## WHAT TO PRODUCE
Check every line of the data below for the string "purity", and copy the ones that hold it.

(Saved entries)
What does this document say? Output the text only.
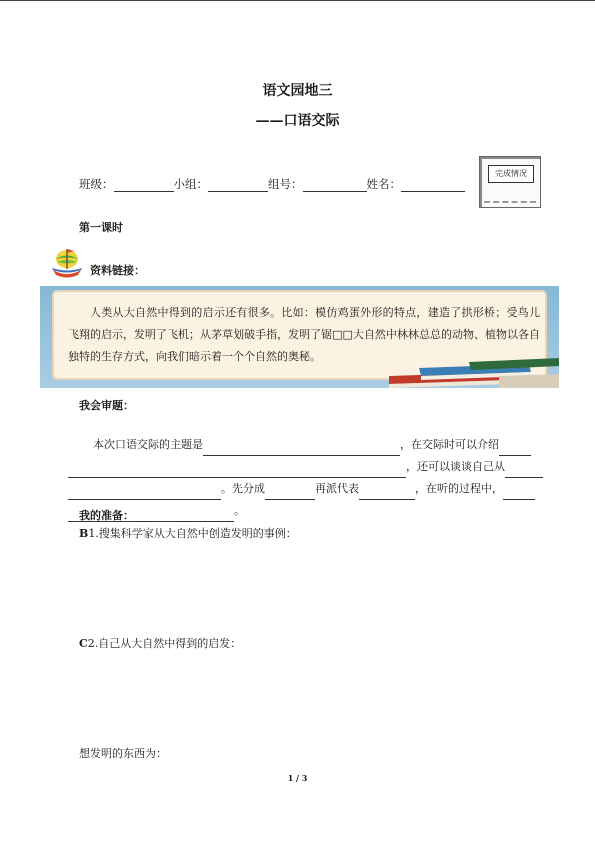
语文园地三
——口语交际
班级：	小组：	组号：	姓名：
完成情况
第一课时
资料链接：
人类从大自然中得到的启示还有很多。比如：模仿鸡蛋外形的特点，建造了拱形桥；受鸟儿飞翔的启示，发明了飞机；从茅草划破手指，发明了锯□□大自然中林林总总的动物、植物以各自独特的生存方式，向我们暗示着一个个自然的奥秘。
我会审题：

本次口语交际的主题是	，在交际时可以介绍

，还可以谈谈自己从

。先分成	再派代表	，在听的过程中，

。

我的准备：
B1.搜集科学家从大自然中创造发明的事例：
C2.自己从大自然中得到的启发：
想发明的东西为：
1 / 3
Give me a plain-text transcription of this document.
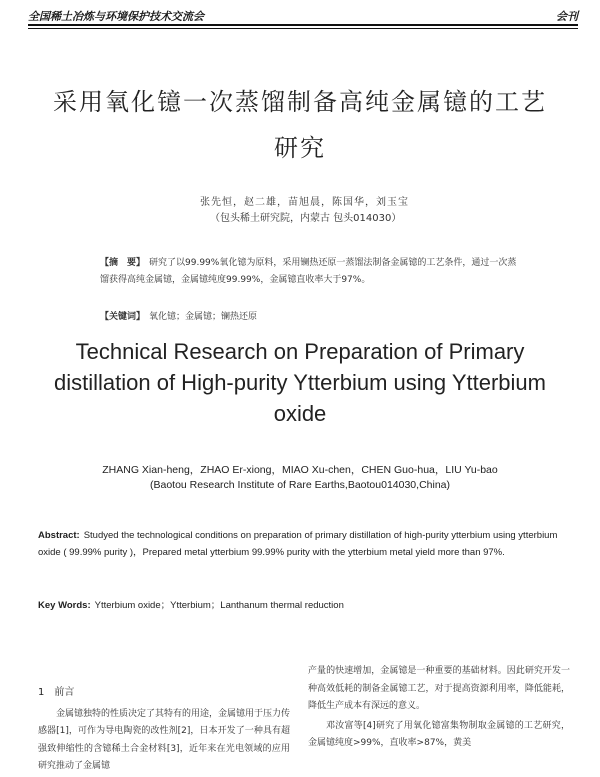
全国稀土冶炼与环境保护技术交流会	会刊
采用氧化镱一次蒸馏制备高纯金属镱的工艺
研究
张先恒，赵二雄，苗旭晨，陈国华，刘玉宝
（包头稀土研究院，内蒙古 包头014030）
【摘　要】 研究了以99.99%氧化镱为原料，采用镧热还原一蒸馏法制备金属镱的工艺条件，通过一次蒸馏获得高纯金属镱，金属镱纯度99.99%，金属镱直收率大于97%。
【关键词】 氧化镱；金属镱；镧热还原
Technical Research on Preparation of Primary
distillation of High-purity Ytterbium using Ytterbium
oxide
ZHANG Xian-heng，ZHAO Er-xiong，MIAO Xu-chen，CHEN Guo-hua，LIU Yu-bao
(Baotou Research Institute of Rare Earths,Baotou014030,China)
Abstract: Studyed the technological conditions on preparation of primary distillation of high-purity ytterbium using ytterbium oxide ( 99.99% purity )，Prepared metal ytterbium 99.99% purity with the ytterbium metal yield more than 97%.
Key Words: Ytterbium oxide；Ytterbium；Lanthanum thermal reduction
1　前言

金属镱独特的性质决定了其特有的用途，金属镱用于压力传感器[1]，可作为导电陶瓷的改性剂[2]，日本开发了一种具有超强致伸缩性的含镱稀土合金材料[3]，近年来在光电领域的应用研究推动了金属镱

产量的快速增加，金属镱是一种重要的基础材料。因此研究开发一种高效低耗的制备金属镱工艺，对于提高资源利用率，降低能耗，降低生产成本有深远的意义。

邓汝富等[4]研究了用氧化镱富集物制取金属镱的工艺研究，金属镱纯度>99%，直收率>87%，黄美
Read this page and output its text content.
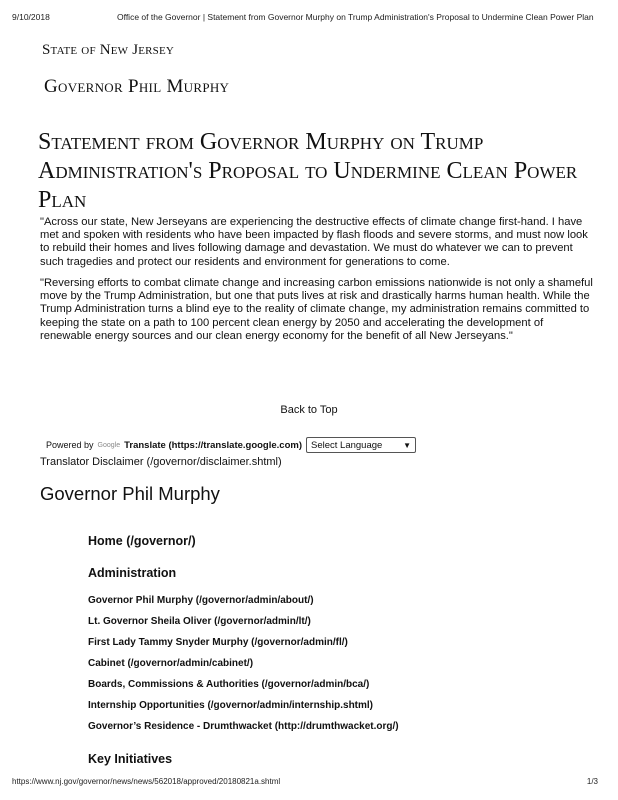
9/10/2018	Office of the Governor | Statement from Governor Murphy on Trump Administration's Proposal to Undermine Clean Power Plan
State of New Jersey
Governor Phil Murphy
Statement from Governor Murphy on Trump Administration's Proposal to Undermine Clean Power Plan

"Across our state, New Jerseyans are experiencing the destructive effects of climate change first-hand. I have met and spoken with residents who have been impacted by flash floods and severe storms, and must now look to rebuild their homes and lives following damage and devastation. We must do whatever we can to prevent such tragedies and protect our residents and environment for generations to come.

"Reversing efforts to combat climate change and increasing carbon emissions nationwide is not only a shameful move by the Trump Administration, but one that puts lives at risk and drastically harms human health. While the Trump Administration turns a blind eye to the reality of climate change, my administration remains committed to keeping the state on a path to 100 percent clean energy by 2050 and accelerating the development of renewable energy sources and our clean energy economy for the benefit of all New Jerseyans."

Back to Top
Powered by Google Translate (https://translate.google.com) Select Language	▼
Translator Disclaimer (/governor/disclaimer.shtml)
Governor Phil Murphy
Home (/governor/)
Administration
Governor Phil Murphy (/governor/admin/about/)
Lt. Governor Sheila Oliver (/governor/admin/lt/)
First Lady Tammy Snyder Murphy (/governor/admin/fl/)
Cabinet (/governor/admin/cabinet/)
Boards, Commissions & Authorities (/governor/admin/bca/)
Internship Opportunities (/governor/admin/internship.shtml)
Governor’s Residence - Drumthwacket (http://drumthwacket.org/)
Key Initiatives
https://www.nj.gov/governor/news/news/562018/approved/20180821a.shtml	1/3
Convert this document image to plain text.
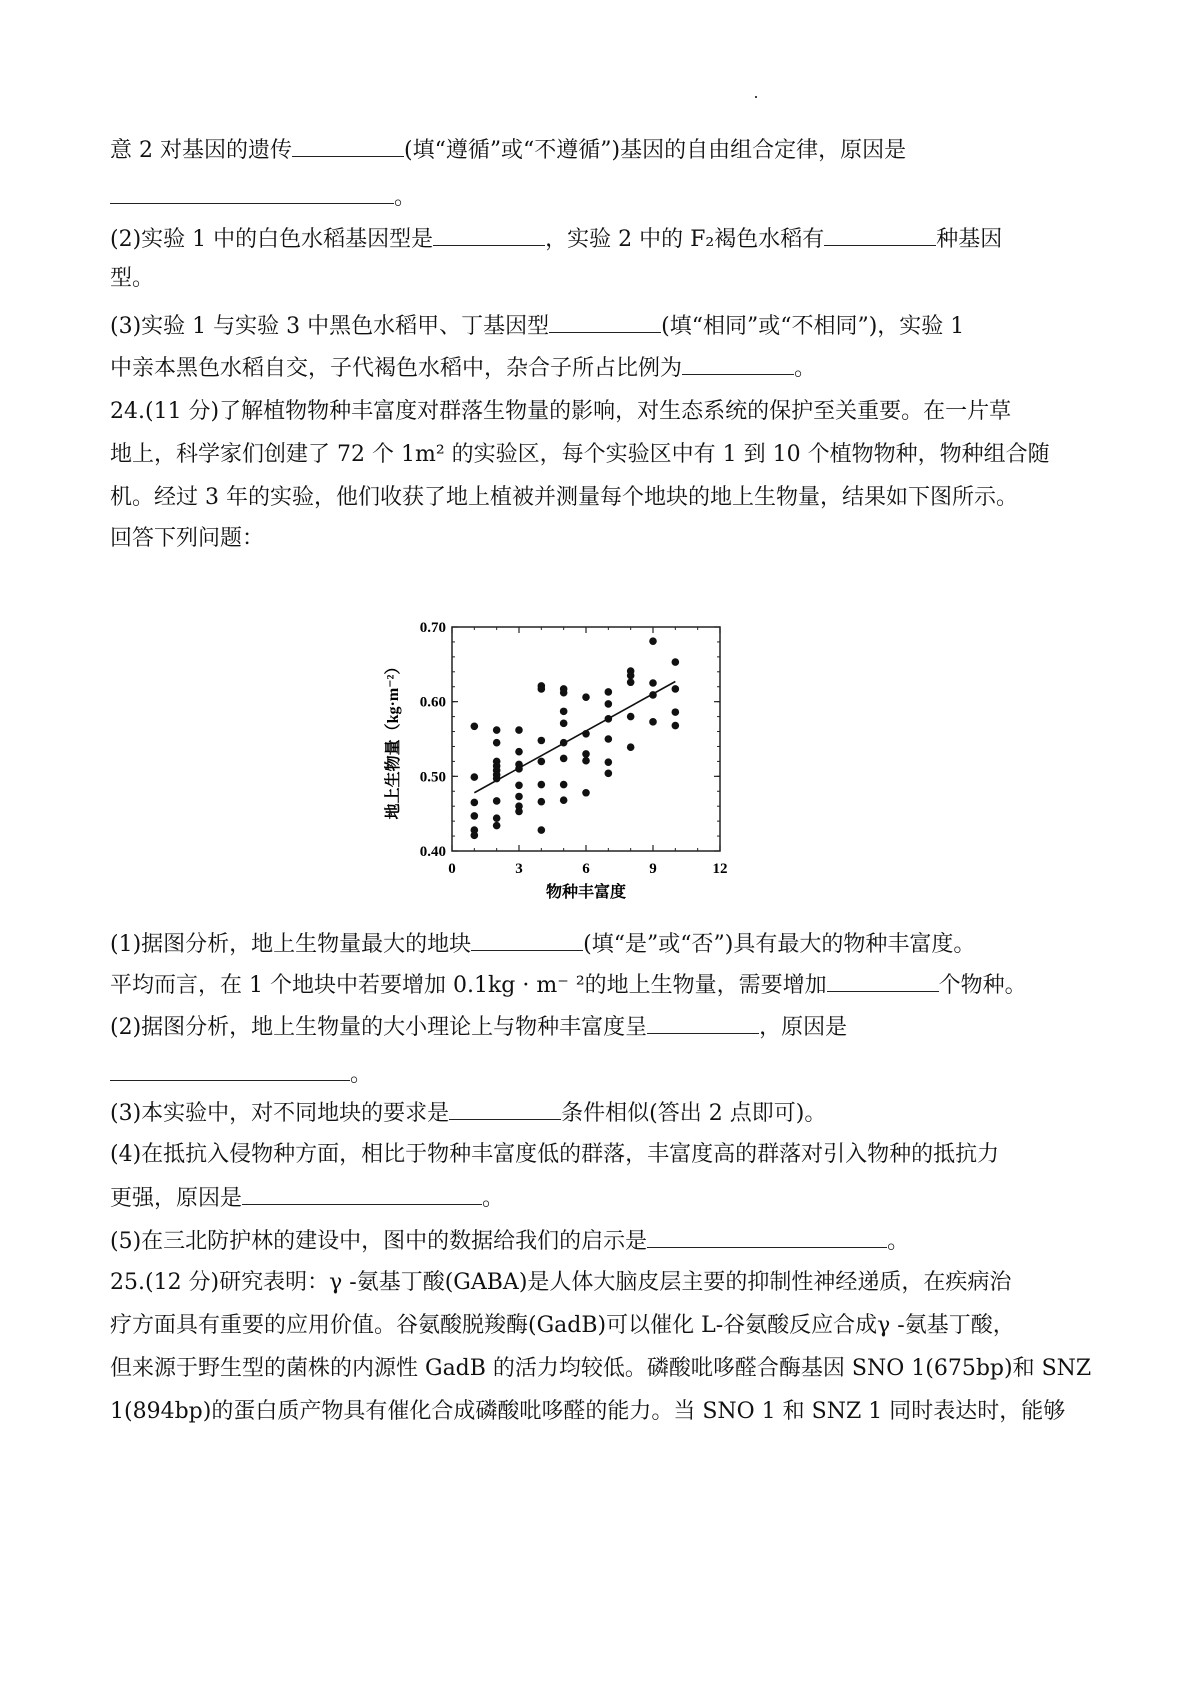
意 2 对基因的遗传	(填“遵循”或“不遵循”)基因的自由组合定律，原因是
。
(2)实验 1 中的白色水稻基因型是	，实验 2 中的 F₂褐色水稻有	种基因
型。
(3)实验 1 与实验 3 中黑色水稻甲、丁基因型	(填“相同”或“不相同”)，实验 1
中亲本黑色水稻自交，子代褐色水稻中，杂合子所占比例为	。
24.(11 分)了解植物物种丰富度对群落生物量的影响，对生态系统的保护至关重要。在一片草
地上，科学家们创建了 72 个 1m² 的实验区，每个实验区中有 1 到 10 个植物物种，物种组合随
机。经过 3 年的实验，他们收获了地上植被并测量每个地块的地上生物量，结果如下图所示。
回答下列问题：
0.40
0.50
0.60
0.70
0	3	6	9	12
地上生物量（kg·m⁻²）
物种丰富度
(1)据图分析，地上生物量最大的地块	(填“是”或“否”)具有最大的物种丰富度。
平均而言，在 1 个地块中若要增加 0.1kg · m⁻ ²的地上生物量，需要增加	个物种。
(2)据图分析，地上生物量的大小理论上与物种丰富度呈	，原因是
。
(3)本实验中，对不同地块的要求是	条件相似(答出 2 点即可)。
(4)在抵抗入侵物种方面，相比于物种丰富度低的群落，丰富度高的群落对引入物种的抵抗力
更强，原因是	。
(5)在三北防护林的建设中，图中的数据给我们的启示是	。
25.(12 分)研究表明：γ -氨基丁酸(GABA)是人体大脑皮层主要的抑制性神经递质，在疾病治
疗方面具有重要的应用价值。谷氨酸脱羧酶(GadB)可以催化 L-谷氨酸反应合成γ -氨基丁酸，
但来源于野生型的菌株的内源性 GadB 的活力均较低。磷酸吡哆醛合酶基因 SNO 1(675bp)和 SNZ
1(894bp)的蛋白质产物具有催化合成磷酸吡哆醛的能力。当 SNO 1 和 SNZ 1 同时表达时，能够
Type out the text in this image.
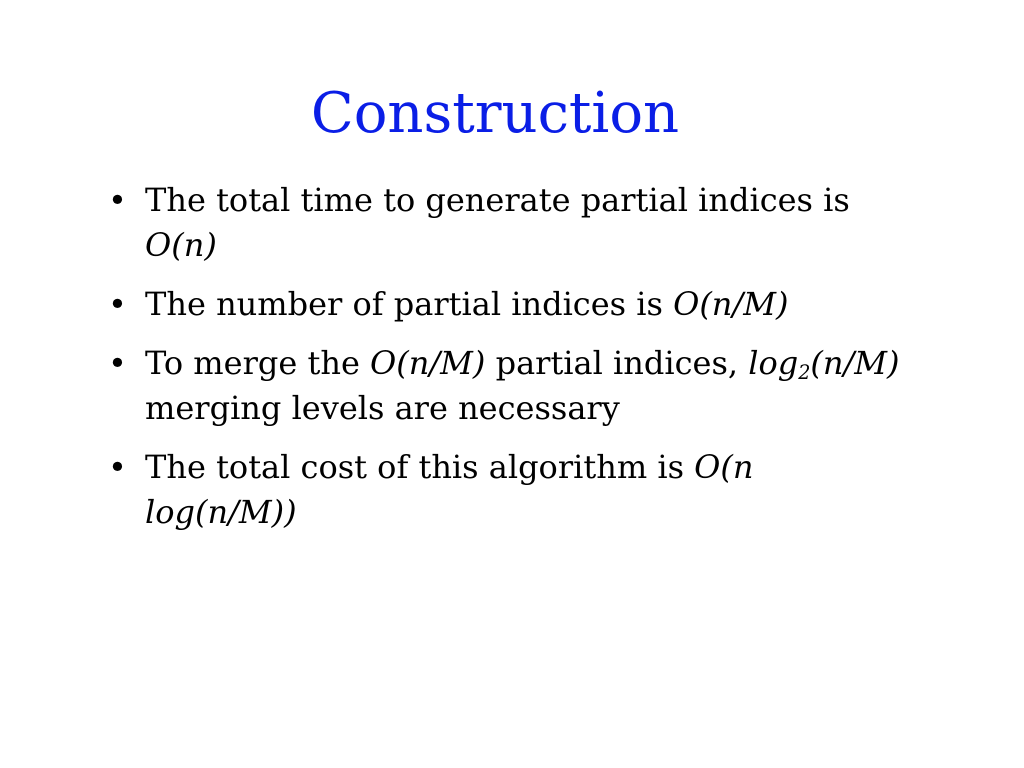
Construction
• The total time to generate partial indices is O(n)
• The number of partial indices is O(n/M)
• To merge the O(n/M) partial indices, $\log_2(n/M)$ merging levels are necessary
• The total cost of this algorithm is O(n log(n/M))
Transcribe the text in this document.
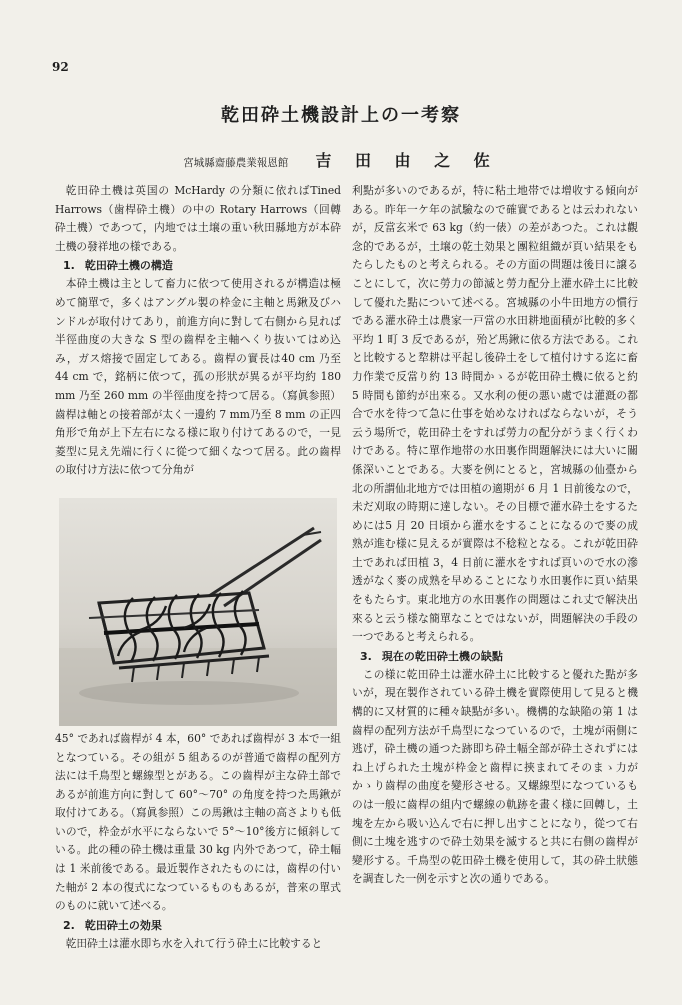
92
乾田砕土機設計上の一考察
宮城縣齋藤農業報恩館 吉 田 由 之 佐

乾田砕土機は英国の McHardy の分類に依ればTined Harrows（歯桿砕土機）の中の Rotary Harrows（回轉砕土機）であつて，内地では土壌の重い秋田縣地方が本砕土機の發祥地の様である。

1. 乾田砕土機の構造

本砕土機は主として畜力に依つて使用されるが構造は極めて簡單で，多くはアングル製の枠金に主軸と馬鍬及びハンドルが取付けてあり，前進方向に對して右側から見れば半徑曲度の大きな S 型の齒桿を主軸へくり抜いてはめ込み，ガス熔接で固定してある。齒桿の實長は40 cm 乃至 44 cm で，銘柄に依つて，孤の形狀が異るが平均約 180 mm 乃至 260 mm の半徑曲度を持つて居る。（寫眞参照）齒桿は軸との接着部が太く一邊約 7 mm乃至 8 mm の正四角形で角が上下左右になる様に取り付けてあるので，一見菱型に見え先端に行くに從つて細くなつて居る。此の齒桿の取付け方法に依つて分角が

45° であれば齒桿が 4 本，60° であれば齒桿が 3 本で一組となつている。その組が 5 組あるのが普通で齒桿の配列方法には千鳥型と螺線型とがある。この齒桿が主な砕土部であるが前進方向に對して 60°〜70° の角度を持つた馬鍬が取付けてある。（寫眞参照）この馬鍬は主軸の高さよりも低いので，枠金が水平にならないで 5°〜10°後方に傾斜している。此の種の砕土機は重量 30 kg 内外であつて，砕土幅は 1 米前後である。最近製作されたものには，齒桿の付いた軸が 2 本の復式になつているものもあるが，普來の單式のものに就いて述べる。

2. 乾田砕土の効果

乾田砕土は灌水即ち水を入れて行う砕土に比較すると

利點が多いのであるが，特に粘土地帯では增收する傾向がある。昨年一ケ年の試驗なので確實であるとは云われないが，反當玄米で 63 kg（約一俵）の差があつた。これは觀念的であるが，土壌の乾土効果と團粒組織が頁い結果をもたらしたものと考えられる。その方面の問題は後日に譲ることにして，次に勞力の節滅と勞力配分上灌水砕土に比較して優れた點について述べる。宮城縣の小牛田地方の慣行である灌水砕土は農家一戸當の水田耕地面積が比較的多く平均 1 町 3 反であるが，殆ど馬鍬に依る方法である。これと比較すると犂耕は平起し後砕土をして植付けする迄に畜力作業で反當り約 13 時間かゝるが乾田砕土機に依ると約 5 時間も節約が出來る。又水利の便の悪い處では灌漑の都合で水を待つて急に仕事を始めなければならないが，そう云う場所で，乾田砕土をすれば勞力の配分がうまく行くわけである。特に單作地帯の水田裏作問題解決には大いに關係深いことである。大麥を例にとると，宮城縣の仙臺から北の所謂仙北地方では田植の適期が 6 月 1 日前後なので，未だ刈取の時期に達しない。その目標で灌水砕土をするためには5 月 20 日頃から灌水をすることになるので麥の成熟が進む様に見えるが實際は不稔粒となる。これが乾田砕土であれば田植 3，4 日前に灌水をすれば頁いので水の滲透がなく麥の成熟を早めることになり水田裏作に頁い結果をもたらす。東北地方の水田裏作の問題はこれ丈で解決出來ると云う様な簡單なことではないが，問題解決の手段の一つであると考えられる。

3. 現在の乾田砕土機の缺點

この様に乾田砕土は灌水砕土に比較すると優れた點が多いが，現在製作されている砕土機を實際使用して見ると機構的に又材質的に種々缺點が多い。機構的な缺陥の第 1 は齒桿の配列方法が千鳥型になつているので，土塊が兩側に逃げ，砕土機の通つた跡即ち砕土幅全部が砕土されずにはね上げられた土塊が枠金と齒桿に挾まれてそのまゝ力がかゝり齒桿の曲度を變形させる。又螺線型になつているものは一般に齒桿の組内で螺線の軌跡を畫く様に回轉し，土塊を左から吸い込んで右に押し出すことになり，從つて右側に土塊を逃すので砕土効果を滅すると共に右側の齒桿が變形する。千鳥型の乾田砕土機を使用して，其の砕土狀態を調査した一例を示すと次の通りである。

## SOLUTION BELOW
distillation of High-purity Ytterbium using Ytterbium
Abstract: Studyed the technological conditions on preparation of primary distillation of high-purity ytterbium using ytterbium oxide ( 99.99% purity )，Prepared metal ytterbium 99.99% purity with the ytterbium metal yield more than 97%.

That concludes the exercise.